**YOUR INSTRUCTIONS**
In the listing that follows, how many lines contain the string "эксплуатации"? Provide only the number.
___ ITEMS ___
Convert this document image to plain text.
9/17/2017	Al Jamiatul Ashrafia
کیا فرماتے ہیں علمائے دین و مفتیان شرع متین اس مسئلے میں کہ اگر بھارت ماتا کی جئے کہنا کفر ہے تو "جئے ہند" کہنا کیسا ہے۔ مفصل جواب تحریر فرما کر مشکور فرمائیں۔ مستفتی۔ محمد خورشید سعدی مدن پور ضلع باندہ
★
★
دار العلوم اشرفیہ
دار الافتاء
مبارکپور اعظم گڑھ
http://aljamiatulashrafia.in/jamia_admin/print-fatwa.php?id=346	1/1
___
___ ITEMS ___
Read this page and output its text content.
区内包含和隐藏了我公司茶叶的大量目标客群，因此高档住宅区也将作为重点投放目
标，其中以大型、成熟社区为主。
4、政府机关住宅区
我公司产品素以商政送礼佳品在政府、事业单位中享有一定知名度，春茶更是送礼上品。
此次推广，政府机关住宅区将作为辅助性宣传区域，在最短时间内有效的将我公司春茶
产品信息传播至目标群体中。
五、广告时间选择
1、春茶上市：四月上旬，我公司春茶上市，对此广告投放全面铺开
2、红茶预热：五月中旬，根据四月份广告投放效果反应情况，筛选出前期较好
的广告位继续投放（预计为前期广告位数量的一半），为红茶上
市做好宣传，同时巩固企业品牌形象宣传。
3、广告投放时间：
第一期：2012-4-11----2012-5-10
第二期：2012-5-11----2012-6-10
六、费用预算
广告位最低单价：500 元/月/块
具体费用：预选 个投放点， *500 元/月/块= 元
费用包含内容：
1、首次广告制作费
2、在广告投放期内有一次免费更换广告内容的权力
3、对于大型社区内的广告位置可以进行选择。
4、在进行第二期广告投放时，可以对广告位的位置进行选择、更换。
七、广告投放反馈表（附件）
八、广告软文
___
___ ITEMS ___
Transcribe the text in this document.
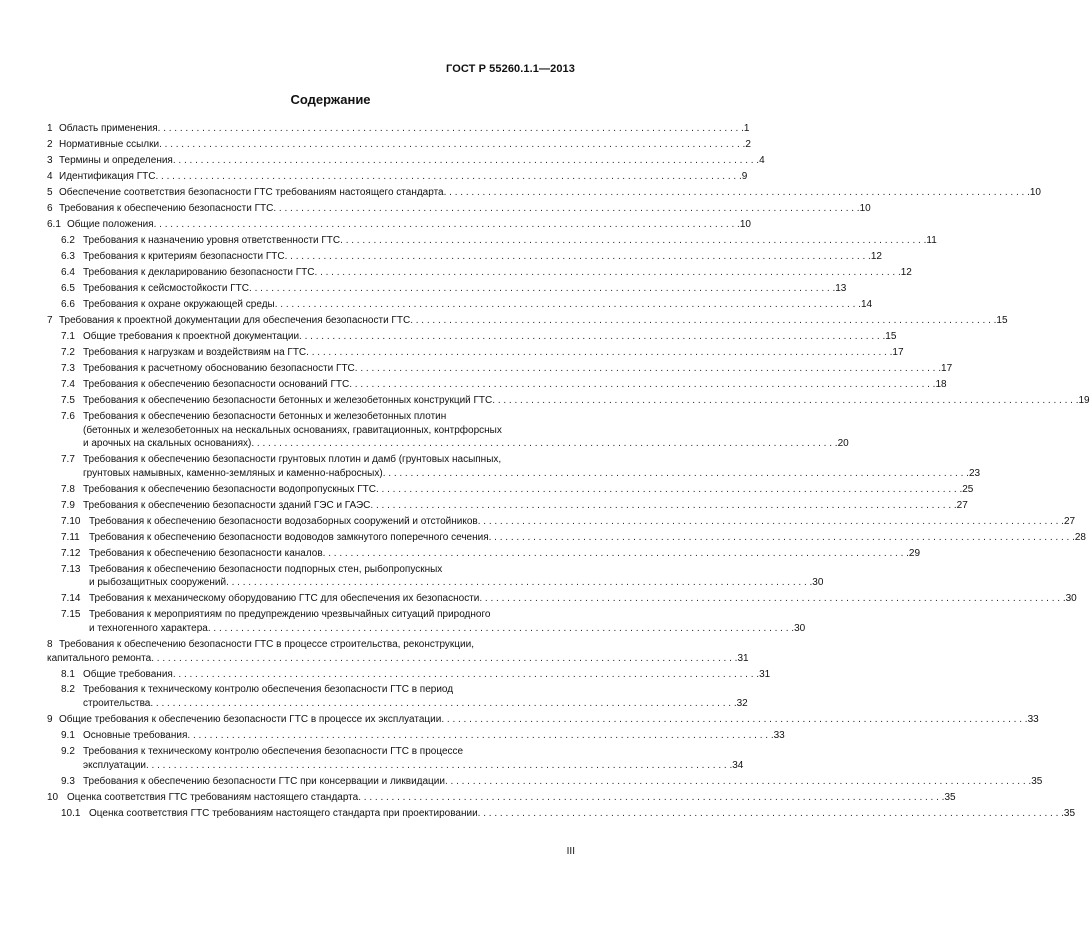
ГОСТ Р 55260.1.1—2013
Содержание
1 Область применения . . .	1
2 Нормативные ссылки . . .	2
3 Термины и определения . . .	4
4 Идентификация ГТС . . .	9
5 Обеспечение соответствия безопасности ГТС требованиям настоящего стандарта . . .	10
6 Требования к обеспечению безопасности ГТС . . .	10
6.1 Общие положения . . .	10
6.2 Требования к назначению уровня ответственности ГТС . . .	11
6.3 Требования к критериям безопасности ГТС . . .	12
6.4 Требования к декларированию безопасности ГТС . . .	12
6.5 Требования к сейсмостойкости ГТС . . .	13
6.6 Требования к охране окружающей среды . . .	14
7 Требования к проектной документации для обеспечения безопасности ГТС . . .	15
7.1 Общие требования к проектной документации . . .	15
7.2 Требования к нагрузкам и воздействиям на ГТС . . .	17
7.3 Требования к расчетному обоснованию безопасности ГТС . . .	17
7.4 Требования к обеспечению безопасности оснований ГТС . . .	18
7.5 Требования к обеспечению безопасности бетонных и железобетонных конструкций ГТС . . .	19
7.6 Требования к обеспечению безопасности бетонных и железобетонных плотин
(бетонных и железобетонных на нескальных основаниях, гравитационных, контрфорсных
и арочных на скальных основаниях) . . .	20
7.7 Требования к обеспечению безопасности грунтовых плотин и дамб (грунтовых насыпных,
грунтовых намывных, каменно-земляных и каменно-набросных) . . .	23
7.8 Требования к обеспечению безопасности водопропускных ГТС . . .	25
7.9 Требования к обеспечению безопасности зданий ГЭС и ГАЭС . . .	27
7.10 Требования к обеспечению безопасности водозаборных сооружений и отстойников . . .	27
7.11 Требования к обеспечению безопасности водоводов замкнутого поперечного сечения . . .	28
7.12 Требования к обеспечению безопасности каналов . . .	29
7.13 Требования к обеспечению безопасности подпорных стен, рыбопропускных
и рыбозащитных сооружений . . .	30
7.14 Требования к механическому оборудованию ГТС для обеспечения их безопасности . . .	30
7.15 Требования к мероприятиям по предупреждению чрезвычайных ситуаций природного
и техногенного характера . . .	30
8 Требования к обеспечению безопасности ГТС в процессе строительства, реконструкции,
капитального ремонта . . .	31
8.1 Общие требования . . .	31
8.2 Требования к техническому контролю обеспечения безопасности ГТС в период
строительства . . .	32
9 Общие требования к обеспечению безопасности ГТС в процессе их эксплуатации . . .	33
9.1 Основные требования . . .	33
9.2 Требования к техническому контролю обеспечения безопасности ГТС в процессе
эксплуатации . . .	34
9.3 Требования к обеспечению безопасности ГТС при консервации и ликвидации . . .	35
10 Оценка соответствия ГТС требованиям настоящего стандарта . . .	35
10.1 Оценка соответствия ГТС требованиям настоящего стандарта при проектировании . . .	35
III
___
**ANSWER TO THIS TASK**
2